> **Problem statement**:
Give every line again exactly as it appears, please, but not the pictures.
----- Stored records
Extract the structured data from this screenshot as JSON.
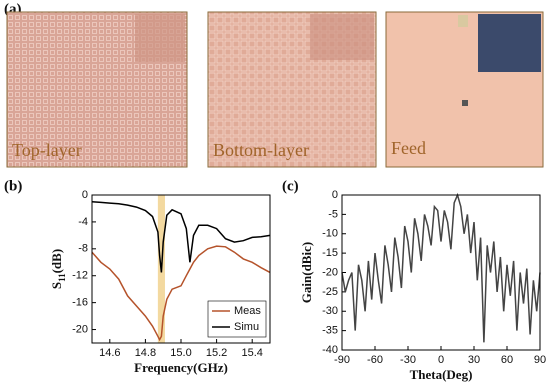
{
  "panel_a": {
    "label": "(a)",
    "captions": [
      "Top-layer",
      "Bottom-layer",
      "Feed"
    ]
  },
  "chart_data": [
    {
      "type": "line",
      "panel_label": "(b)",
      "xlabel": "Frequency(GHz)",
      "ylabel": [
        "S",
        "11",
        "(dB)"
      ],
      "x": [
        14.5,
        14.55,
        14.6,
        14.65,
        14.7,
        14.75,
        14.8,
        14.84,
        14.87,
        14.88,
        14.89,
        14.9,
        14.92,
        14.95,
        15.0,
        15.03,
        15.05,
        15.07,
        15.1,
        15.15,
        15.2,
        15.25,
        15.3,
        15.35,
        15.4,
        15.45,
        15.5
      ],
      "series": [
        {
          "name": "Meas",
          "color": "#b5532b",
          "values": [
            -8.5,
            -10,
            -11,
            -12.5,
            -15,
            -16.5,
            -18,
            -19.5,
            -21,
            -21.5,
            -21,
            -18,
            -15.5,
            -14,
            -13.5,
            -12,
            -11,
            -10,
            -9,
            -8,
            -7.6,
            -7.7,
            -8.5,
            -9.5,
            -10,
            -10.8,
            -11.5
          ]
        },
        {
          "name": "Simu",
          "color": "#000000",
          "values": [
            -1.0,
            -1.1,
            -1.2,
            -1.3,
            -1.5,
            -1.8,
            -2.3,
            -3.2,
            -5.5,
            -9,
            -11.5,
            -7,
            -3,
            -2.2,
            -2.8,
            -5,
            -10,
            -6,
            -4.5,
            -4.5,
            -5,
            -6.5,
            -7,
            -6.8,
            -6.3,
            -6.2,
            -6
          ]
        }
      ],
      "highlight": [
        14.87,
        14.91
      ],
      "highlight_color": "#f3d9a0",
      "xlim": [
        14.5,
        15.5
      ],
      "xticks": [
        14.6,
        14.8,
        {
          "value": 15,
          "label": "15.0"
        },
        15.2,
        15.4
      ],
      "ylim": [
        -22,
        0
      ],
      "yticks": [
        0,
        -4,
        -8,
        -12,
        -16,
        -20
      ],
      "legend": "lower right"
    },
    {
      "type": "line",
      "panel_label": "(c)",
      "xlabel": "Theta(Deg)",
      "ylabel": [
        "Gain(dBic)"
      ],
      "x": [
        -90,
        -87,
        -84,
        -81,
        -78,
        -75,
        -72,
        -69,
        -66,
        -63,
        -60,
        -57,
        -54,
        -51,
        -48,
        -45,
        -42,
        -39,
        -36,
        -33,
        -30,
        -27,
        -24,
        -21,
        -18,
        -15,
        -12,
        -9,
        -6,
        -3,
        0,
        3,
        6,
        9,
        12,
        15,
        18,
        21,
        24,
        27,
        30,
        33,
        36,
        39,
        42,
        45,
        48,
        51,
        54,
        57,
        60,
        63,
        66,
        69,
        72,
        75,
        78,
        81,
        84,
        87,
        90
      ],
      "series": [
        {
          "color": "#444444",
          "values": [
            -20,
            -25,
            -22,
            -20,
            -35,
            -18,
            -22,
            -30,
            -17,
            -27,
            -15,
            -22,
            -28,
            -13,
            -18,
            -25,
            -11,
            -16,
            -24,
            -8,
            -12,
            -20,
            -6,
            -10,
            -17,
            -5,
            -8,
            -13,
            -3,
            -4,
            -12,
            -4,
            -7,
            -14,
            -2,
            0,
            -3,
            -10,
            -5,
            -15,
            -7,
            -22,
            -11,
            -38,
            -13,
            -20,
            -12,
            -25,
            -16,
            -30,
            -18,
            -26,
            -17,
            -35,
            -20,
            -28,
            -19,
            -36,
            -22,
            -30,
            -20
          ]
        }
      ],
      "xlim": [
        -90,
        90
      ],
      "xticks": [
        -90,
        -60,
        -30,
        0,
        30,
        60,
        90
      ],
      "ylim": [
        -40,
        0
      ],
      "yticks": [
        0,
        -5,
        -10,
        -15,
        -20,
        -25,
        -30,
        -35,
        -40
      ]
    }
  ]
}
----------
> **Correct response**:
Extract the structured data from this screenshot as JSON.
{
  "panel_a": {
    "label": "(a)",
    "captions": [
      "Top-layer",
      "Bottom-layer",
      "Feed"
    ]
  },
  "chart_data": [
    {
      "type": "line",
      "panel_label": "(b)",
      "xlabel": "Frequency(GHz)",
      "ylabel": [
        "S",
        "11",
        "(dB)"
      ],
      "x": [
        14.5,
        14.55,
        14.6,
        14.65,
        14.7,
        14.75,
        14.8,
        14.84,
        14.87,
        14.88,
        14.89,
        14.9,
        14.92,
        14.95,
        15.0,
        15.03,
        15.05,
        15.07,
        15.1,
        15.15,
        15.2,
        15.25,
        15.3,
        15.35,
        15.4,
        15.45,
        15.5
      ],
      "series": [
        {
          "name": "Meas",
          "color": "#b5532b",
          "values": [
            -8.5,
            -10,
            -11,
            -12.5,
            -15,
            -16.5,
            -18,
            -19.5,
            -21,
            -21.5,
            -21,
            -18,
            -15.5,
            -14,
            -13.5,
            -12,
            -11,
            -10,
            -9,
            -8,
            -7.6,
            -7.7,
            -8.5,
            -9.5,
            -10,
            -10.8,
            -11.5
          ]
        },
        {
          "name": "Simu",
          "color": "#000000",
          "values": [
            -1.0,
            -1.1,
            -1.2,
            -1.3,
            -1.5,
            -1.8,
            -2.3,
            -3.2,
            -5.5,
            -9,
            -11.5,
            -7,
            -3,
            -2.2,
            -2.8,
            -5,
            -10,
            -6,
            -4.5,
            -4.5,
            -5,
            -6.5,
            -7,
            -6.8,
            -6.3,
            -6.2,
            -6
          ]
        }
      ],
      "highlight": [
        14.87,
        14.91
      ],
      "highlight_color": "#f3d9a0",
      "xlim": [
        14.5,
        15.5
      ],
      "xticks": [
        14.6,
        14.8,
        {
          "value": 15,
          "label": "15.0"
        },
        15.2,
        15.4
      ],
      "ylim": [
        -22,
        0
      ],
      "yticks": [
        0,
        -4,
        -8,
        -12,
        -16,
        -20
      ],
      "legend": "lower right"
    },
    {
      "type": "line",
      "panel_label": "(c)",
      "xlabel": "Theta(Deg)",
      "ylabel": [
        "Gain(dBic)"
      ],
      "x": [
        -90,
        -87,
        -84,
        -81,
        -78,
        -75,
        -72,
        -69,
        -66,
        -63,
        -60,
        -57,
        -54,
        -51,
        -48,
        -45,
        -42,
        -39,
        -36,
        -33,
        -30,
        -27,
        -24,
        -21,
        -18,
        -15,
        -12,
        -9,
        -6,
        -3,
        0,
        3,
        6,
        9,
        12,
        15,
        18,
        21,
        24,
        27,
        30,
        33,
        36,
        39,
        42,
        45,
        48,
        51,
        54,
        57,
        60,
        63,
        66,
        69,
        72,
        75,
        78,
        81,
        84,
        87,
        90
      ],
      "series": [
        {
          "color": "#444444",
          "values": [
            -20,
            -25,
            -22,
            -20,
            -35,
            -18,
            -22,
            -30,
            -17,
            -27,
            -15,
            -22,
            -28,
            -13,
            -18,
            -25,
            -11,
            -16,
            -24,
            -8,
            -12,
            -20,
            -6,
            -10,
            -17,
            -5,
            -8,
            -13,
            -3,
            -4,
            -12,
            -4,
            -7,
            -14,
            -2,
            0,
            -3,
            -10,
            -5,
            -15,
            -7,
            -22,
            -11,
            -38,
            -13,
            -20,
            -12,
            -25,
            -16,
            -30,
            -18,
            -26,
            -17,
            -35,
            -20,
            -28,
            -19,
            -36,
            -22,
            -30,
            -20
          ]
        }
      ],
      "xlim": [
        -90,
        90
      ],
      "xticks": [
        -90,
        -60,
        -30,
        0,
        30,
        60,
        90
      ],
      "ylim": [
        -40,
        0
      ],
      "yticks": [
        0,
        -5,
        -10,
        -15,
        -20,
        -25,
        -30,
        -35,
        -40
      ]
    }
  ]
}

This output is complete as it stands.